» **WHAT TO PRODUCE**:
Render every entry verbatim.

» **RECORDS PROVIDED**:
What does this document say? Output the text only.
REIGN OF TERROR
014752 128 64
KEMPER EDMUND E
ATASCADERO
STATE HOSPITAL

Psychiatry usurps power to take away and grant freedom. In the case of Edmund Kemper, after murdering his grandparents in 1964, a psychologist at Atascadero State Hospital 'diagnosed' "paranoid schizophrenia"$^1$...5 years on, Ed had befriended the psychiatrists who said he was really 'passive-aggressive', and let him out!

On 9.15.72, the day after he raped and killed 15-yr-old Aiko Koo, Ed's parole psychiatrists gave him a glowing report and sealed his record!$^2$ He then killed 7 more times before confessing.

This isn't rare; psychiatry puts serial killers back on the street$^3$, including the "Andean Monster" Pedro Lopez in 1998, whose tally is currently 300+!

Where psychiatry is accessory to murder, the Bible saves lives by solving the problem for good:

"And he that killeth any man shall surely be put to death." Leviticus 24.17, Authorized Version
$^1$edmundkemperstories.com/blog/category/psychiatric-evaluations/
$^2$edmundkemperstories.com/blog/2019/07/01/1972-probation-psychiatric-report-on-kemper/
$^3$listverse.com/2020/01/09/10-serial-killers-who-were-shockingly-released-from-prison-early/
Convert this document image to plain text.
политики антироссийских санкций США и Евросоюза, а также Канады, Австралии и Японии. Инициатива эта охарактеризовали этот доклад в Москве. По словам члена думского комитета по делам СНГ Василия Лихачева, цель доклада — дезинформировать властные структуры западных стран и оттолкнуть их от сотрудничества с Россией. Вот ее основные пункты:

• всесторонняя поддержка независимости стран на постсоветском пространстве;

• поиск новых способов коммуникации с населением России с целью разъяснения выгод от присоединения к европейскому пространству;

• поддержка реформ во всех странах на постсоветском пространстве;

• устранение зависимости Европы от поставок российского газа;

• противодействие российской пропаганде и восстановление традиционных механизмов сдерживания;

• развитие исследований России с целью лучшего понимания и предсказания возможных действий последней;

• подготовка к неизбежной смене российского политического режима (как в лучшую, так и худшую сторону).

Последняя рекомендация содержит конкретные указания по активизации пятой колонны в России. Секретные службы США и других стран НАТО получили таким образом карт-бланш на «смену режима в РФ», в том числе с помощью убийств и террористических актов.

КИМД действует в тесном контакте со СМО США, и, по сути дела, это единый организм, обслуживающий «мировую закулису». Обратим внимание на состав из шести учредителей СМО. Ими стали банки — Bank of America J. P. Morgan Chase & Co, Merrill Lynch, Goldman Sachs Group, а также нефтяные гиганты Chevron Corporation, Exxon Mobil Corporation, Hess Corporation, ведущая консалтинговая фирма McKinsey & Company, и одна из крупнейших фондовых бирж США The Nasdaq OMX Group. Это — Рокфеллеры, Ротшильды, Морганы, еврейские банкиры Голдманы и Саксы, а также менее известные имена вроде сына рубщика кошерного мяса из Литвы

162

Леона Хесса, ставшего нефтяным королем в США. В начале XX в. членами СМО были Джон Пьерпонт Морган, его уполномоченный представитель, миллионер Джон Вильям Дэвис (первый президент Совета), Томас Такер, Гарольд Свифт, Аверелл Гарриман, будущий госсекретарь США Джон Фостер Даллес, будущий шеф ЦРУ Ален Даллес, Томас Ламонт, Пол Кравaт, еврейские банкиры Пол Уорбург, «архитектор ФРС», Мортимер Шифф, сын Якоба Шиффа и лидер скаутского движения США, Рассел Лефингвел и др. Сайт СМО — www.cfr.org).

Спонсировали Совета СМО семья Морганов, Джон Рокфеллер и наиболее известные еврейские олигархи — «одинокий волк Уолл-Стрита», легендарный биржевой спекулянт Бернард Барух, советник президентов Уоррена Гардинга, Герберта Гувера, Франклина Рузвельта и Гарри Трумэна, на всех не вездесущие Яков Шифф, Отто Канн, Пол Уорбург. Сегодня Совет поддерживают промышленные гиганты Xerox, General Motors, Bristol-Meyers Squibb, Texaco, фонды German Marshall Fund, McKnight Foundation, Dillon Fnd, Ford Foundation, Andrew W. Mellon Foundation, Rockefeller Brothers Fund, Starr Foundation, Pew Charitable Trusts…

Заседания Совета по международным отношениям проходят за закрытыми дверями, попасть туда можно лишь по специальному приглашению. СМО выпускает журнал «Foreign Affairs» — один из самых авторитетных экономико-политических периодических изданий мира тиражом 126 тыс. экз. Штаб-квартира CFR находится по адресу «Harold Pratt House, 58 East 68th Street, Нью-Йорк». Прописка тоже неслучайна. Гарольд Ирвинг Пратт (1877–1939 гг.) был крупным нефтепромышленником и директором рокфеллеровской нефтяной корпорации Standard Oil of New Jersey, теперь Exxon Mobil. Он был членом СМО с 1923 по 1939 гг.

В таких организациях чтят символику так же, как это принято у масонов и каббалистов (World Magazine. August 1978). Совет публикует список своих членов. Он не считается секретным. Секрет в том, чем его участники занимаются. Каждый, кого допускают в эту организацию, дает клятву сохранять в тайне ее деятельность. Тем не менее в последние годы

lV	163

» **TASK ANSWER**:
What does this document say? Output the text only.
REIGN OF TERROR
014752 128 64
KEMPER EDMUND E
ATASCADERO
STATE HOSPITAL

Psychiatry usurps power to take away and grant freedom. In the case of Edmund Kemper, after murdering his grandparents in 1964, a psychologist at Atascadero State Hospital 'diagnosed' "paranoid schizophrenia"$^1$...5 years on, Ed had befriended the psychiatrists who said he was really 'passive-aggressive', and let him out!

On 9.15.72, the day after he raped and killed 15-yr-old Aiko Koo, Ed's parole psychiatrists gave him a glowing report and sealed his record!$^2$ He then killed 7 more times before confessing.

This isn't rare; psychiatry puts serial killers back on the street$^3$, including the "Andean Monster" Pedro Lopez in 1998, whose tally is currently 300+!

Where psychiatry is accessory to murder, the Bible saves lives by solving the problem for good:

"And he that killeth any man shall surely be put to death." Leviticus 24.17, Authorized Version
$^1$edmundkemperstories.com/blog/category/psychiatric-evaluations/
$^2$edmundkemperstories.com/blog/2019/07/01/1972-probation-psychiatric-report-on-kemper/
$^3$listverse.com/2020/01/09/10-serial-killers-who-were-shockingly-released-from-prison-early/
Convert this document image to plain text.
политики антироссийских санкций США и Евросоюза, а также Канады, Австралии и Японии. Инициатива эта охарактеризовали этот доклад в Москве. По словам члена думского комитета по делам СНГ Василия Лихачева, цель доклада — дезинформировать властные структуры западных стран и оттолкнуть их от сотрудничества с Россией. Вот ее основные пункты:

• всесторонняя поддержка независимости стран на постсоветском пространстве;

• поиск новых способов коммуникации с населением России с целью разъяснения выгод от присоединения к европейскому пространству;

• поддержка реформ во всех странах на постсоветском пространстве;

• устранение зависимости Европы от поставок российского газа;

• противодействие российской пропаганде и восстановление традиционных механизмов сдерживания;

• развитие исследований России с целью лучшего понимания и предсказания возможных действий последней;

• подготовка к неизбежной смене российского политического режима (как в лучшую, так и худшую сторону).

Последняя рекомендация содержит конкретные указания по активизации пятой колонны в России. Секретные службы США и других стран НАТО получили таким образом карт-бланш на «смену режима в РФ», в том числе с помощью убийств и террористических актов.

КИМД действует в тесном контакте со СМО США, и, по сути дела, это единый организм, обслуживающий «мировую закулису». Обратим внимание на состав из шести учредителей СМО. Ими стали банки — Bank of America J. P. Morgan Chase & Co, Merrill Lynch, Goldman Sachs Group, а также нефтяные гиганты Chevron Corporation, Exxon Mobil Corporation, Hess Corporation, ведущая консалтинговая фирма McKinsey & Company, и одна из крупнейших фондовых бирж США The Nasdaq OMX Group. Это — Рокфеллеры, Ротшильды, Морганы, еврейские банкиры Голдманы и Саксы, а также менее известные имена вроде сына рубщика кошерного мяса из Литвы

162

Леона Хесса, ставшего нефтяным королем в США. В начале XX в. членами СМО были Джон Пьерпонт Морган, его уполномоченный представитель, миллионер Джон Вильям Дэвис (первый президент Совета), Томас Такер, Гарольд Свифт, Аверелл Гарриман, будущий госсекретарь США Джон Фостер Даллес, будущий шеф ЦРУ Ален Даллес, Томас Ламонт, Пол Кравaт, еврейские банкиры Пол Уорбург, «архитектор ФРС», Мортимер Шифф, сын Якоба Шиффа и лидер скаутского движения США, Рассел Лефингвел и др. Сайт СМО — www.cfr.org).

Спонсировали Совета СМО семья Морганов, Джон Рокфеллер и наиболее известные еврейские олигархи — «одинокий волк Уолл-Стрита», легендарный биржевой спекулянт Бернард Барух, советник президентов Уоррена Гардинга, Герберта Гувера, Франклина Рузвельта и Гарри Трумэна, на всех не вездесущие Яков Шифф, Отто Канн, Пол Уорбург. Сегодня Совет поддерживают промышленные гиганты Xerox, General Motors, Bristol-Meyers Squibb, Texaco, фонды German Marshall Fund, McKnight Foundation, Dillon Fnd, Ford Foundation, Andrew W. Mellon Foundation, Rockefeller Brothers Fund, Starr Foundation, Pew Charitable Trusts…

Заседания Совета по международным отношениям проходят за закрытыми дверями, попасть туда можно лишь по специальному приглашению. СМО выпускает журнал «Foreign Affairs» — один из самых авторитетных экономико-политических периодических изданий мира тиражом 126 тыс. экз. Штаб-квартира CFR находится по адресу «Harold Pratt House, 58 East 68th Street, Нью-Йорк». Прописка тоже неслучайна. Гарольд Ирвинг Пратт (1877–1939 гг.) был крупным нефтепромышленником и директором рокфеллеровской нефтяной корпорации Standard Oil of New Jersey, теперь Exxon Mobil. Он был членом СМО с 1923 по 1939 гг.

В таких организациях чтят символику так же, как это принято у масонов и каббалистов (World Magazine. August 1978). Совет публикует список своих членов. Он не считается секретным. Секрет в том, чем его участники занимаются. Каждый, кого допускают в эту организацию, дает клятву сохранять в тайне ее деятельность. Тем не менее в последние годы

lV	163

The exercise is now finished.